• _SHORT PROBLEM_
In the material below, find every line with "highlight" and pull it out.

• _MATERIAL PROVIDED_
-*-*-

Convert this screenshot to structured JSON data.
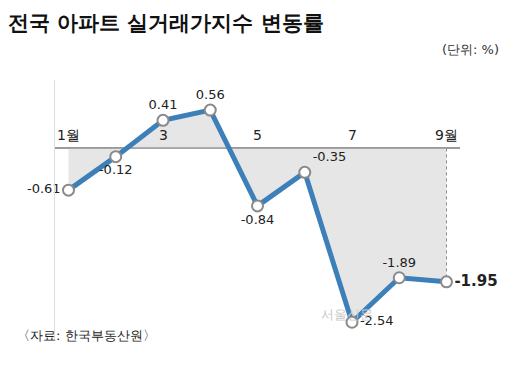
{
  "chart_data": {
    "type": "line",
    "title": "전국 아파트 실거래가지수 변동률",
    "unit": "(단위: %)",
    "source": "〈자료: 한국부동산원〉",
    "watermark": "서울신문",
    "categories": [
      "1월",
      null,
      "3",
      null,
      "5",
      null,
      "7",
      null,
      "9월"
    ],
    "values": [
      -0.61,
      -0.12,
      0.41,
      0.56,
      -0.84,
      -0.35,
      -2.54,
      -1.89,
      -1.95
    ],
    "color": "#3d7fb8",
    "ylim": [
      -2.8,
      1.0
    ],
    "yticks": [],
    "grid": false,
    "tick_labels": "x",
    "data_labels": true,
    "marker": "circle"
  }
}
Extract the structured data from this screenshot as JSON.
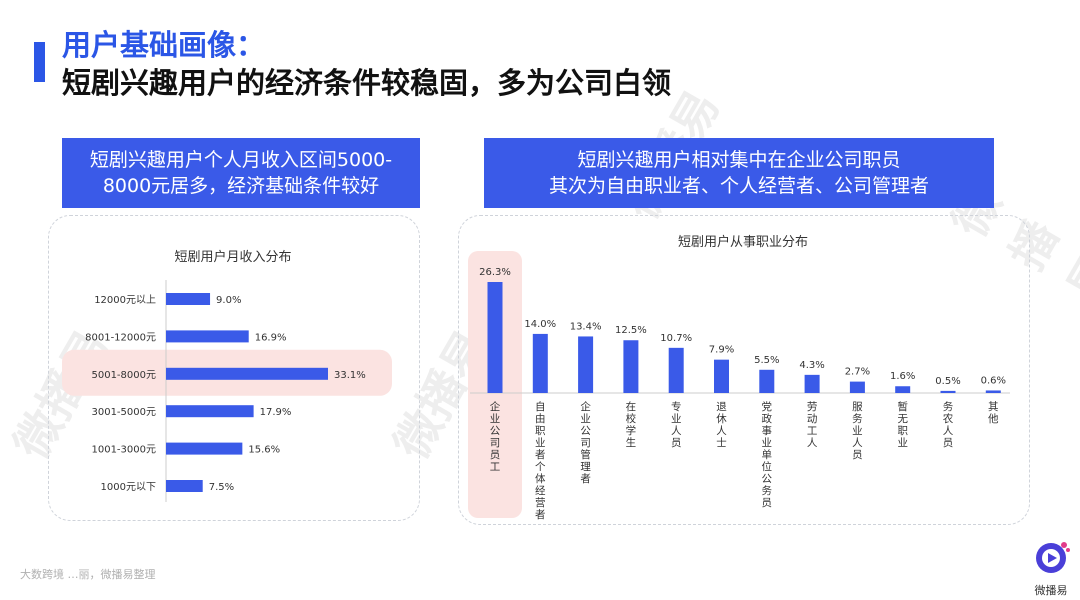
{
  "header": {
    "title": "用户基础画像：",
    "subtitle": "短剧兴趣用户的经济条件较稳固，多为公司白领"
  },
  "left_box": {
    "line1": "短剧兴趣用户个人月收入区间5000-",
    "line2": "8000元居多，经济基础条件较好"
  },
  "right_box": {
    "line1": "短剧兴趣用户相对集中在企业公司职员",
    "line2": "其次为自由职业者、个人经营者、公司管理者"
  },
  "watermark": "微播易",
  "footer": {
    "source": "大数跨境 …丽，微播易整理"
  },
  "logo": {
    "name": "微播易"
  },
  "colors": {
    "bar": "#3a5ae8",
    "highlight": "#fbe3e1",
    "accent": "#2b56e6"
  },
  "chart_data": [
    {
      "type": "bar",
      "orientation": "horizontal",
      "title": "短剧用户月收入分布",
      "categories": [
        "12000元以上",
        "8001-12000元",
        "5001-8000元",
        "3001-5000元",
        "1001-3000元",
        "1000元以下"
      ],
      "values": [
        9.0,
        16.9,
        33.1,
        17.9,
        15.6,
        7.5
      ],
      "value_labels": [
        "9.0%",
        "16.9%",
        "33.1%",
        "17.9%",
        "15.6%",
        "7.5%"
      ],
      "highlight": "5001-8000元",
      "unit": "%"
    },
    {
      "type": "bar",
      "orientation": "vertical",
      "title": "短剧用户从事职业分布",
      "categories": [
        "企业公司员工",
        "自由职业者个体经营者",
        "企业公司管理者",
        "在校学生",
        "专业人员",
        "退休人士",
        "党政事业单位公务员",
        "劳动工人",
        "服务业人员",
        "暂无职业",
        "务农人员",
        "其他"
      ],
      "values": [
        26.3,
        14.0,
        13.4,
        12.5,
        10.7,
        7.9,
        5.5,
        4.3,
        2.7,
        1.6,
        0.5,
        0.6
      ],
      "value_labels": [
        "26.3%",
        "14.0%",
        "13.4%",
        "12.5%",
        "10.7%",
        "7.9%",
        "5.5%",
        "4.3%",
        "2.7%",
        "1.6%",
        "0.5%",
        "0.6%"
      ],
      "highlight": "企业公司员工",
      "unit": "%"
    }
  ]
}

-*-*-

• _THE COMPLETED TASK_
    "highlight": "#fbe3e1",
      "highlight": "5001-8000元",
      "highlight": "企业公司员工",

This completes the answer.